JOB: Filter the listing below and keep only the lines that contain the string "right". Treat uppercase and lowercase letters as different.

═══ DATASET

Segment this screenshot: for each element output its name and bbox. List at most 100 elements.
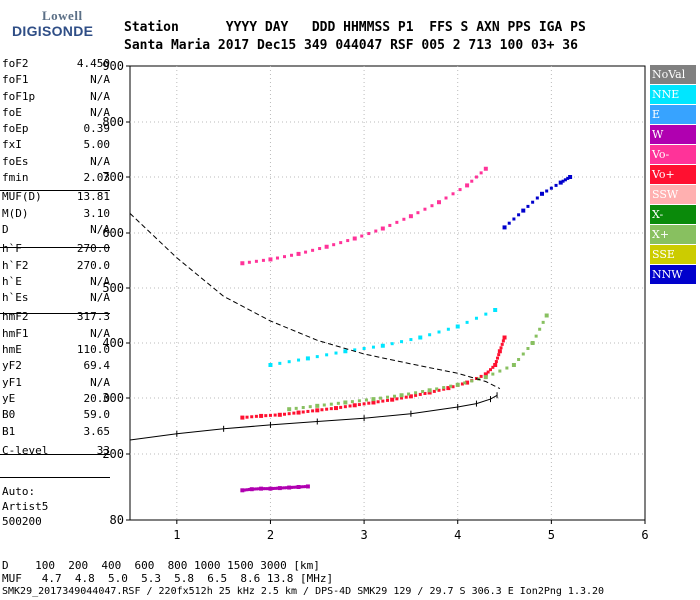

══════
═══ DATASET

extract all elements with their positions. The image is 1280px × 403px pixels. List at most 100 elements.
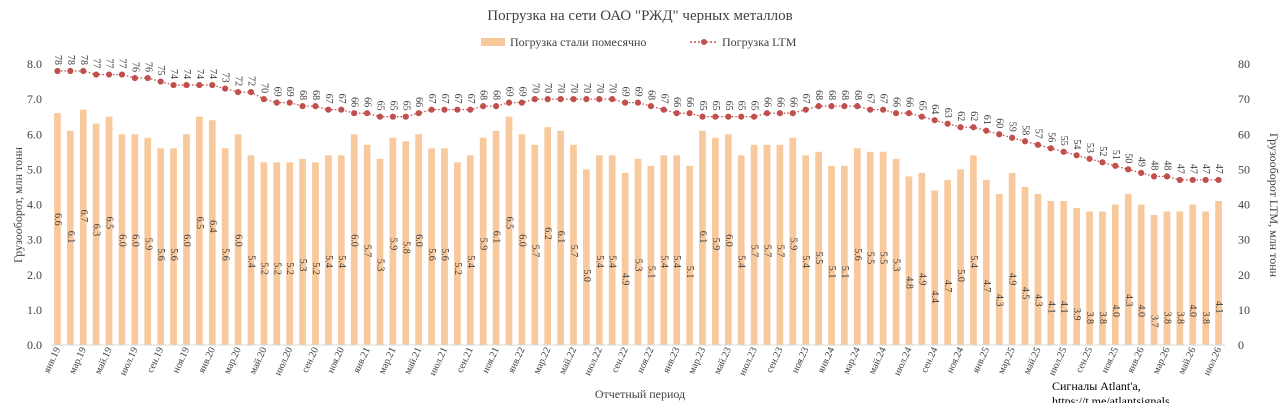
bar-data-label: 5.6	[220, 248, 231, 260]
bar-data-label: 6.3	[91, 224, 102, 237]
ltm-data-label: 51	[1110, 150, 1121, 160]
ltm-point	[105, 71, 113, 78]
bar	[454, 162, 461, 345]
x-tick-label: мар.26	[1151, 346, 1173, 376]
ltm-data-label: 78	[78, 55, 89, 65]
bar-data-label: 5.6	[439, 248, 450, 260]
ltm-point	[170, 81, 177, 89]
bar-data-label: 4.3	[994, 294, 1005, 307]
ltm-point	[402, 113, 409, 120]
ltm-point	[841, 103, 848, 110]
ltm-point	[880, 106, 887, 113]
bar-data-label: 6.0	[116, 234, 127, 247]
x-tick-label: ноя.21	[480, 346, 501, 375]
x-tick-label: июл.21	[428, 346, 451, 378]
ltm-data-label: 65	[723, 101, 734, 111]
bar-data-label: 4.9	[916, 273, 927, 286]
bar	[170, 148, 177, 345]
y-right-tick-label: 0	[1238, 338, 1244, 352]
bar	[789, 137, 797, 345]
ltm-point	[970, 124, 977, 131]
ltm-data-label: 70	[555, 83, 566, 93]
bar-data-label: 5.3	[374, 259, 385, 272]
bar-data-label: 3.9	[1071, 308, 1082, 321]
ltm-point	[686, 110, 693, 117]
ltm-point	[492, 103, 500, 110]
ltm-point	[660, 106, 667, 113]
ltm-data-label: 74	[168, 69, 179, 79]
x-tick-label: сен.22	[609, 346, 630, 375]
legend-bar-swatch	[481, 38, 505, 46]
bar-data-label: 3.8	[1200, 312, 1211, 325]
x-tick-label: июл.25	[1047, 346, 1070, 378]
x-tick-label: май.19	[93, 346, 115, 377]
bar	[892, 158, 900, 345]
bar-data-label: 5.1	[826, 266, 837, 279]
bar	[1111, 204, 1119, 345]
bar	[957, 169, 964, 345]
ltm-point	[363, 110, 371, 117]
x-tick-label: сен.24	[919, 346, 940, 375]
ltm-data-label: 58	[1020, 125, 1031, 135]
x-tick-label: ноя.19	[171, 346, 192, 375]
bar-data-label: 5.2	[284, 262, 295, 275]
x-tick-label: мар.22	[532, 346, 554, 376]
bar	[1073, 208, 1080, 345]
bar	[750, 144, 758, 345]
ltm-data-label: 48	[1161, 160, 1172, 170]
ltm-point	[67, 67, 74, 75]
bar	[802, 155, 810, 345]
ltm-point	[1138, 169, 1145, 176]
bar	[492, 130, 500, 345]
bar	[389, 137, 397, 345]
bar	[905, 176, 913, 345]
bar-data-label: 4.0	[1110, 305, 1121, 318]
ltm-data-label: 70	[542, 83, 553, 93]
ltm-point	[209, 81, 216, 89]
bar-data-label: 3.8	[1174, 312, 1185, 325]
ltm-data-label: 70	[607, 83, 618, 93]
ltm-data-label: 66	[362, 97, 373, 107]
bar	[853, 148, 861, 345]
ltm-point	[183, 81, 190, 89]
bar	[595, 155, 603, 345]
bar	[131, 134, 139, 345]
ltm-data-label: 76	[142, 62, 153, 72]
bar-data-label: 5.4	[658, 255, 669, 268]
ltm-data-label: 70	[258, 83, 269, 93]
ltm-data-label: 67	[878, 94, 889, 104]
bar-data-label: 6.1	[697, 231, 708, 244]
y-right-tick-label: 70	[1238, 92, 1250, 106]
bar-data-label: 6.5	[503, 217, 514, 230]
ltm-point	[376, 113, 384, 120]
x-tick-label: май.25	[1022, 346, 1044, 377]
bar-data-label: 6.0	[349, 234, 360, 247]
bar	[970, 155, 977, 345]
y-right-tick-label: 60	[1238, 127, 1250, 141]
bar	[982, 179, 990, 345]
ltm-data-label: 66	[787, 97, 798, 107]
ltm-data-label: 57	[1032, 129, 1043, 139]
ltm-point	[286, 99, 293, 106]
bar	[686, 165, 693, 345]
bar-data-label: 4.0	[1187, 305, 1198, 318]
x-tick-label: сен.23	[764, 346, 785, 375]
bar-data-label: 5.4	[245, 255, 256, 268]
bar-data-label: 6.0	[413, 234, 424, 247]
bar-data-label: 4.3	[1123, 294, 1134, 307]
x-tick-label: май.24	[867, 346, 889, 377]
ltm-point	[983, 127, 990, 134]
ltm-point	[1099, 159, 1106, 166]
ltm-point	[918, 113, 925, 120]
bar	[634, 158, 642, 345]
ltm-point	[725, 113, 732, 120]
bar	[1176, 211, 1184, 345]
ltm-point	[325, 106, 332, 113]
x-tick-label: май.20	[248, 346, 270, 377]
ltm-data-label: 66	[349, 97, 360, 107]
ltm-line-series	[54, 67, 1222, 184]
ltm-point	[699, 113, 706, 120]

══════

IN RESPONSE:
y-right-tick-label: 0	[1238, 338, 1244, 352]
y-right-tick-label: 70	[1238, 92, 1250, 106]
y-right-tick-label: 60	[1238, 127, 1250, 141]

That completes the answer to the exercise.